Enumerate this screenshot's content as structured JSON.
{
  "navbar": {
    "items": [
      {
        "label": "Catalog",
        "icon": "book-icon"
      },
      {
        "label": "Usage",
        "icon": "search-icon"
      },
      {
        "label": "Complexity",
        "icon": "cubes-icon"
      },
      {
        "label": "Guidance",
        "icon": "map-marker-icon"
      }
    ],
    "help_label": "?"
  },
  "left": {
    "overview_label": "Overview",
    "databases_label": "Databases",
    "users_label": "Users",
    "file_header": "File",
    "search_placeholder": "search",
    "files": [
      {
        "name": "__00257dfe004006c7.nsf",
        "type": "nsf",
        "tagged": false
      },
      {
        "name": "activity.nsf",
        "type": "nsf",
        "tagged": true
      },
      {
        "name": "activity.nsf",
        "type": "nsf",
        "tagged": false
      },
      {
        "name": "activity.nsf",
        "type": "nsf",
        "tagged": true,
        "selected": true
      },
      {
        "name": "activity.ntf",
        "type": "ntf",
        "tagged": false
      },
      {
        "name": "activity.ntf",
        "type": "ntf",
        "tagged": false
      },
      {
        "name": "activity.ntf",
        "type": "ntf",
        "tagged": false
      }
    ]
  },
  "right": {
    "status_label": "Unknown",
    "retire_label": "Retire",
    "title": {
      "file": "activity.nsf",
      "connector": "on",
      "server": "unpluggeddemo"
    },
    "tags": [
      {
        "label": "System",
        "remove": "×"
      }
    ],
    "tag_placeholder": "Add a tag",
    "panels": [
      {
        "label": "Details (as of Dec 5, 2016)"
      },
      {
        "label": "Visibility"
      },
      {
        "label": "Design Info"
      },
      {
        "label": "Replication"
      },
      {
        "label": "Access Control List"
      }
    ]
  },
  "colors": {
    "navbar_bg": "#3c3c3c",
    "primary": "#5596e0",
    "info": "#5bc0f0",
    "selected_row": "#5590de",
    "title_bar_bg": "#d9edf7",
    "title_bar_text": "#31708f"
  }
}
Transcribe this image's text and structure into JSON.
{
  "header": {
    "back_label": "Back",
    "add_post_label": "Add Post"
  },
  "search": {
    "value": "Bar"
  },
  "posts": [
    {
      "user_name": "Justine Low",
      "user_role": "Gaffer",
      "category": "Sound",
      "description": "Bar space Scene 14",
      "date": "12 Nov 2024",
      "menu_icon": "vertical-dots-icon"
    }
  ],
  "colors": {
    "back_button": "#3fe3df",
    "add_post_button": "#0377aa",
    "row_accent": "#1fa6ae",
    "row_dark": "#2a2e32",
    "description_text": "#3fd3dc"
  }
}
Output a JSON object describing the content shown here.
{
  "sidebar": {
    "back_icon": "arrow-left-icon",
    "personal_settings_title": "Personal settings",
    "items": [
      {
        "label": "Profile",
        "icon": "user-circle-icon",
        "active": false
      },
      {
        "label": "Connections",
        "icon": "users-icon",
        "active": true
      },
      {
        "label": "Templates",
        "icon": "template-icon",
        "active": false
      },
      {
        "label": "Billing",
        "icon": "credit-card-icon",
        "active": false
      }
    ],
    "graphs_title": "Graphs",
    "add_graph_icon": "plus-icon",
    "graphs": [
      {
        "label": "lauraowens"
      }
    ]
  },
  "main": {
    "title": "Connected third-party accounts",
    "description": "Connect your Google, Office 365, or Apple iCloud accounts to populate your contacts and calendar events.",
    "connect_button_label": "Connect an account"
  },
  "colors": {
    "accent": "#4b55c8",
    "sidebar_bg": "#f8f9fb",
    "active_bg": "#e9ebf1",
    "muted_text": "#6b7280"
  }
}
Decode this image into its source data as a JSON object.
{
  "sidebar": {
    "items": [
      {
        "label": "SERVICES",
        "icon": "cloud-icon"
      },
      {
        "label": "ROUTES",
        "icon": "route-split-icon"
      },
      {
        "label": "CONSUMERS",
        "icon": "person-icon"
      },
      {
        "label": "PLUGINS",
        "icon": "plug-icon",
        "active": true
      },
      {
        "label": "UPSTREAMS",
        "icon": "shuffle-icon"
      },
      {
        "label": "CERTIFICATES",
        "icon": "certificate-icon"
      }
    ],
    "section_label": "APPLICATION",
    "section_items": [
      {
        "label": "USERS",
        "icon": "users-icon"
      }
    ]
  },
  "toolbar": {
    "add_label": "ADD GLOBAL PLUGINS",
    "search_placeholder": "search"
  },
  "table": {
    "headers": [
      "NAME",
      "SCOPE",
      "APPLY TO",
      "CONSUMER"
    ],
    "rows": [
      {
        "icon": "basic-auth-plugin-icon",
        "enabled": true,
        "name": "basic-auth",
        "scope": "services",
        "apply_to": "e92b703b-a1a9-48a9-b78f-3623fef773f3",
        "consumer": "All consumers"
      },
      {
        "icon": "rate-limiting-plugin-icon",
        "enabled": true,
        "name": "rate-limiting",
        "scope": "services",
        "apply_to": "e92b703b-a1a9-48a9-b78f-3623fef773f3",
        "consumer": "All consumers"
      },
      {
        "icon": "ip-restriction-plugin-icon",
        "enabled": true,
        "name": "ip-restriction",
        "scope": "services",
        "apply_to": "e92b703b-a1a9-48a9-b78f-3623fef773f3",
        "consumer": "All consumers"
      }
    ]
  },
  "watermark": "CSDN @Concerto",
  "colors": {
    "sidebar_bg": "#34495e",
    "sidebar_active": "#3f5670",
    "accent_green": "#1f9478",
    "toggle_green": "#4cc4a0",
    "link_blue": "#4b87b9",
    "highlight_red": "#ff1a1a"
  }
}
----
> _Work to do_
Transcribe the full listing above without leaving anything out.

> _Solution to the problem_
Enumerate this screenshot's content as structured JSON.
{
  "navbar": {
    "items": [
      {
        "label": "Catalog",
        "icon": "book-icon"
      },
      {
        "label": "Usage",
        "icon": "search-icon"
      },
      {
        "label": "Complexity",
        "icon": "cubes-icon"
      },
      {
        "label": "Guidance",
        "icon": "map-marker-icon"
      }
    ],
    "help_label": "?"
  },
  "left": {
    "overview_label": "Overview",
    "databases_label": "Databases",
    "users_label": "Users",
    "file_header": "File",
    "search_placeholder": "search",
    "files": [
      {
        "name": "__00257dfe004006c7.nsf",
        "type": "nsf",
        "tagged": false
      },
      {
        "name": "activity.nsf",
        "type": "nsf",
        "tagged": true
      },
      {
        "name": "activity.nsf",
        "type": "nsf",
        "tagged": false
      },
      {
        "name": "activity.nsf",
        "type": "nsf",
        "tagged": true,
        "selected": true
      },
      {
        "name": "activity.ntf",
        "type": "ntf",
        "tagged": false
      },
      {
        "name": "activity.ntf",
        "type": "ntf",
        "tagged": false
      },
      {
        "name": "activity.ntf",
        "type": "ntf",
        "tagged": false
      }
    ]
  },
  "right": {
    "status_label": "Unknown",
    "retire_label": "Retire",
    "title": {
      "file": "activity.nsf",
      "connector": "on",
      "server": "unpluggeddemo"
    },
    "tags": [
      {
        "label": "System",
        "remove": "×"
      }
    ],
    "tag_placeholder": "Add a tag",
    "panels": [
      {
        "label": "Details (as of Dec 5, 2016)"
      },
      {
        "label": "Visibility"
      },
      {
        "label": "Design Info"
      },
      {
        "label": "Replication"
      },
      {
        "label": "Access Control List"
      }
    ]
  },
  "colors": {
    "navbar_bg": "#3c3c3c",
    "primary": "#5596e0",
    "info": "#5bc0f0",
    "selected_row": "#5590de",
    "title_bar_bg": "#d9edf7",
    "title_bar_text": "#31708f"
  }
}
Transcribe this image's text and structure into JSON.
{
  "header": {
    "back_label": "Back",
    "add_post_label": "Add Post"
  },
  "search": {
    "value": "Bar"
  },
  "posts": [
    {
      "user_name": "Justine Low",
      "user_role": "Gaffer",
      "category": "Sound",
      "description": "Bar space Scene 14",
      "date": "12 Nov 2024",
      "menu_icon": "vertical-dots-icon"
    }
  ],
  "colors": {
    "back_button": "#3fe3df",
    "add_post_button": "#0377aa",
    "row_accent": "#1fa6ae",
    "row_dark": "#2a2e32",
    "description_text": "#3fd3dc"
  }
}
Output a JSON object describing the content shown here.
{
  "sidebar": {
    "back_icon": "arrow-left-icon",
    "personal_settings_title": "Personal settings",
    "items": [
      {
        "label": "Profile",
        "icon": "user-circle-icon",
        "active": false
      },
      {
        "label": "Connections",
        "icon": "users-icon",
        "active": true
      },
      {
        "label": "Templates",
        "icon": "template-icon",
        "active": false
      },
      {
        "label": "Billing",
        "icon": "credit-card-icon",
        "active": false
      }
    ],
    "graphs_title": "Graphs",
    "add_graph_icon": "plus-icon",
    "graphs": [
      {
        "label": "lauraowens"
      }
    ]
  },
  "main": {
    "title": "Connected third-party accounts",
    "description": "Connect your Google, Office 365, or Apple iCloud accounts to populate your contacts and calendar events.",
    "connect_button_label": "Connect an account"
  },
  "colors": {
    "accent": "#4b55c8",
    "sidebar_bg": "#f8f9fb",
    "active_bg": "#e9ebf1",
    "muted_text": "#6b7280"
  }
}
Decode this image into its source data as a JSON object.
{
  "sidebar": {
    "items": [
      {
        "label": "SERVICES",
        "icon": "cloud-icon"
      },
      {
        "label": "ROUTES",
        "icon": "route-split-icon"
      },
      {
        "label": "CONSUMERS",
        "icon": "person-icon"
      },
      {
        "label": "PLUGINS",
        "icon": "plug-icon",
        "active": true
      },
      {
        "label": "UPSTREAMS",
        "icon": "shuffle-icon"
      },
      {
        "label": "CERTIFICATES",
        "icon": "certificate-icon"
      }
    ],
    "section_label": "APPLICATION",
    "section_items": [
      {
        "label": "USERS",
        "icon": "users-icon"
      }
    ]
  },
  "toolbar": {
    "add_label": "ADD GLOBAL PLUGINS",
    "search_placeholder": "search"
  },
  "table": {
    "headers": [
      "NAME",
      "SCOPE",
      "APPLY TO",
      "CONSUMER"
    ],
    "rows": [
      {
        "icon": "basic-auth-plugin-icon",
        "enabled": true,
        "name": "basic-auth",
        "scope": "services",
        "apply_to": "e92b703b-a1a9-48a9-b78f-3623fef773f3",
        "consumer": "All consumers"
      },
      {
        "icon": "rate-limiting-plugin-icon",
        "enabled": true,
        "name": "rate-limiting",
        "scope": "services",
        "apply_to": "e92b703b-a1a9-48a9-b78f-3623fef773f3",
        "consumer": "All consumers"
      },
      {
        "icon": "ip-restriction-plugin-icon",
        "enabled": true,
        "name": "ip-restriction",
        "scope": "services",
        "apply_to": "e92b703b-a1a9-48a9-b78f-3623fef773f3",
        "consumer": "All consumers"
      }
    ]
  },
  "watermark": "CSDN @Concerto",
  "colors": {
    "sidebar_bg": "#34495e",
    "sidebar_active": "#3f5670",
    "accent_green": "#1f9478",
    "toggle_green": "#4cc4a0",
    "link_blue": "#4b87b9",
    "highlight_red": "#ff1a1a"
  }
}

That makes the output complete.